■ YOUR OBJECTIVE: Identify all lines in the data containing the string "พระจ". Copy them out.

[Source records]
☆ ☆ ☆

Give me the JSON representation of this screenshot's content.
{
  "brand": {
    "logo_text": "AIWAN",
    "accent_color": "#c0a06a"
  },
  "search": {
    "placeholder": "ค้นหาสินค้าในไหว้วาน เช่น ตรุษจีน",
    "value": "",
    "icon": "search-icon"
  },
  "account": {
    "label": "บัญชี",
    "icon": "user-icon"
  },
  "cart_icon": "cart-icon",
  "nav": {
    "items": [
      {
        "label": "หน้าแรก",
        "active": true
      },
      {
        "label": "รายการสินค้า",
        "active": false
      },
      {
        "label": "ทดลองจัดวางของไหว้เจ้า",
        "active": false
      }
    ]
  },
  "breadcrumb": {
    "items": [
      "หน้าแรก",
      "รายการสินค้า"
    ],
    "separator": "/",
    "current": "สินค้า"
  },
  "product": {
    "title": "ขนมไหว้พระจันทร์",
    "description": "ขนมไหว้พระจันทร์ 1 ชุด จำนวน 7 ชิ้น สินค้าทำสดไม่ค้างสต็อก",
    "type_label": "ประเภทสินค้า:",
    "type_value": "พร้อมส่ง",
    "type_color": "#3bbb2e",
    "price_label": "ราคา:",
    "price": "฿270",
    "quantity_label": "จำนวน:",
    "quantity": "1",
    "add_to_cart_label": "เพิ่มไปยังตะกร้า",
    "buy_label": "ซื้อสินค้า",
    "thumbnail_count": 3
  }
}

☆ ☆ ☆

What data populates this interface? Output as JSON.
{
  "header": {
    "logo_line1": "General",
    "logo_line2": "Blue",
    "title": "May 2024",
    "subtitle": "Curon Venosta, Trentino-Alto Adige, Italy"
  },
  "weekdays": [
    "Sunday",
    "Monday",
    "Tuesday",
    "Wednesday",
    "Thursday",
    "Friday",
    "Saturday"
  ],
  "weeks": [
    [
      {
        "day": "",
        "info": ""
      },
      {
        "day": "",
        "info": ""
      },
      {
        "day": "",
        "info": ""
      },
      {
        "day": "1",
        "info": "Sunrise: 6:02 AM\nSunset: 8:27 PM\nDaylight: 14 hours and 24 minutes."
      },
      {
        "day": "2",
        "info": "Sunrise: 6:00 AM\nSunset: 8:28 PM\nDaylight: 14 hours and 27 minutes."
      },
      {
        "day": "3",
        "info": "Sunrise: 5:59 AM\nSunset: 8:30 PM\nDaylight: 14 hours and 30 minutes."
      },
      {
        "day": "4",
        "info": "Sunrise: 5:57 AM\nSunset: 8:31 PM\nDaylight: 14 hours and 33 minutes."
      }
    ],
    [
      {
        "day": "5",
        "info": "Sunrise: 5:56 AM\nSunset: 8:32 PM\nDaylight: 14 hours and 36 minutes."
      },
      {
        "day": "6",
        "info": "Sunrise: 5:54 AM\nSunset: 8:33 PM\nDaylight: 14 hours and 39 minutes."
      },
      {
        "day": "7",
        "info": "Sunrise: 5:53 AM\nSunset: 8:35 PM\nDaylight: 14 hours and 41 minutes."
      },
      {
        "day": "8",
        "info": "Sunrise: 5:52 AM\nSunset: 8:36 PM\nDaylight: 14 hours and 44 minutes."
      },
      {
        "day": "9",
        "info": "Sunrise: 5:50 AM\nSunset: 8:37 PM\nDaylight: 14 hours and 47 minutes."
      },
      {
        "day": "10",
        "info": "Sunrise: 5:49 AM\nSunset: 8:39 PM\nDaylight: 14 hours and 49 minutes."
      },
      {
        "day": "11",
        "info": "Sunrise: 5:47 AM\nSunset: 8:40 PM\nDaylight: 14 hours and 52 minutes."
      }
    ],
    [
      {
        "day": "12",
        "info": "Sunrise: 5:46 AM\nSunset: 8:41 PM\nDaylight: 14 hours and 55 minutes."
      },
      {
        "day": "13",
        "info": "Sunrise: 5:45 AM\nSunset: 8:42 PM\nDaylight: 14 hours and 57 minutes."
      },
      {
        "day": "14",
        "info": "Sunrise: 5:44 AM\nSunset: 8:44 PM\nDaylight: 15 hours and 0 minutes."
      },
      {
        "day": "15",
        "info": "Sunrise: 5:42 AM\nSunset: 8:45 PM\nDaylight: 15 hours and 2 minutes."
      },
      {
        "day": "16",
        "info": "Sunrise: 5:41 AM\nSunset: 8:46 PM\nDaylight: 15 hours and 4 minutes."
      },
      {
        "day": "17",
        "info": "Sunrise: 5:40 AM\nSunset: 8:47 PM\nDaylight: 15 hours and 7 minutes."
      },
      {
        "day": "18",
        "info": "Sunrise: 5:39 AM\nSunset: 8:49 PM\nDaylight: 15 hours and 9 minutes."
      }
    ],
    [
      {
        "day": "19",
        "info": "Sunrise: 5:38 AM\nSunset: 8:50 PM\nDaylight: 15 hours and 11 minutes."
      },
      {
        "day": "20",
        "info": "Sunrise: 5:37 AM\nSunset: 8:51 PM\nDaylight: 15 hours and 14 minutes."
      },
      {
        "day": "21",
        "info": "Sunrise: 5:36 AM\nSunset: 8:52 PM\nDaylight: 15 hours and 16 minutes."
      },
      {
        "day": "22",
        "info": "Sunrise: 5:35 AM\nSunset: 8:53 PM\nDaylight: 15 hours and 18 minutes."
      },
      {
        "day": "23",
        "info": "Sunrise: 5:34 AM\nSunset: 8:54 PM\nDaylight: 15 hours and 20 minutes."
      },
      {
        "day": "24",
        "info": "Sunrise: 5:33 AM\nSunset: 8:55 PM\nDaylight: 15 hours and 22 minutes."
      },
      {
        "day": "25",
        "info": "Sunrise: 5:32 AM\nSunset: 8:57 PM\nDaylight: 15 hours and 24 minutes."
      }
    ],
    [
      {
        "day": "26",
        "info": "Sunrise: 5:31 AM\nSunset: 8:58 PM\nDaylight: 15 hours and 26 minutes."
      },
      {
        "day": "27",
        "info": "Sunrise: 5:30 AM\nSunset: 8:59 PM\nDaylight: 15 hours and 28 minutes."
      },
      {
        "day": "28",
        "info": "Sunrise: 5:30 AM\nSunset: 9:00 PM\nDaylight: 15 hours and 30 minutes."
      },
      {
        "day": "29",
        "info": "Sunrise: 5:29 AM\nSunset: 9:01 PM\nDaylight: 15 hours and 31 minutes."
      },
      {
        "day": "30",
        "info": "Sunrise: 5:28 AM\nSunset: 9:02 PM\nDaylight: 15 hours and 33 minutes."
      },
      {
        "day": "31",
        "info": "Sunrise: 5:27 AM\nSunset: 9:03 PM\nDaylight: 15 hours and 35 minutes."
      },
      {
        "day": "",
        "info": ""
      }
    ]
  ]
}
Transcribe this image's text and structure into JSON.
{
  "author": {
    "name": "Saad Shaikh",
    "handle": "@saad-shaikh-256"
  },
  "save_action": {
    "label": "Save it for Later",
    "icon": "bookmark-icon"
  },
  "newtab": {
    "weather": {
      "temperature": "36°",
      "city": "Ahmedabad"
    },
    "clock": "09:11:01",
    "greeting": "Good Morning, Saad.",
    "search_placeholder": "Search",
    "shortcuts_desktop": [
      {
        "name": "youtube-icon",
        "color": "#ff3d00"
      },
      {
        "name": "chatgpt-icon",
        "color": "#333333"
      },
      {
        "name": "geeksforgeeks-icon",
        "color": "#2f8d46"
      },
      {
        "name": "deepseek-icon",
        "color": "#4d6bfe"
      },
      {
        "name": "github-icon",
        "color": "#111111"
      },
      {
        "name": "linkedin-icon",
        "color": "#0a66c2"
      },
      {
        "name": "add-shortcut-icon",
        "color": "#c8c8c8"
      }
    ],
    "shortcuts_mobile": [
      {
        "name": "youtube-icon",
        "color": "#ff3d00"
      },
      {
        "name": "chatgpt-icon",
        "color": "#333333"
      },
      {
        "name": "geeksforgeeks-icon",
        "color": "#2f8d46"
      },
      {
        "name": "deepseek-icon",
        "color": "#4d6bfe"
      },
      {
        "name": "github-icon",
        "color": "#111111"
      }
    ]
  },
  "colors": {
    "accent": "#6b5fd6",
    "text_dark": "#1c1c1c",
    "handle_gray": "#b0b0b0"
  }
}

☆ ☆ ☆

■ TASK RESULT:
    "title": "ขนมไหว้พระจันทร์",
    "description": "ขนมไหว้พระจันทร์ 1 ชุด จำนวน 7 ชิ้น สินค้าทำสดไม่ค้างสต็อก",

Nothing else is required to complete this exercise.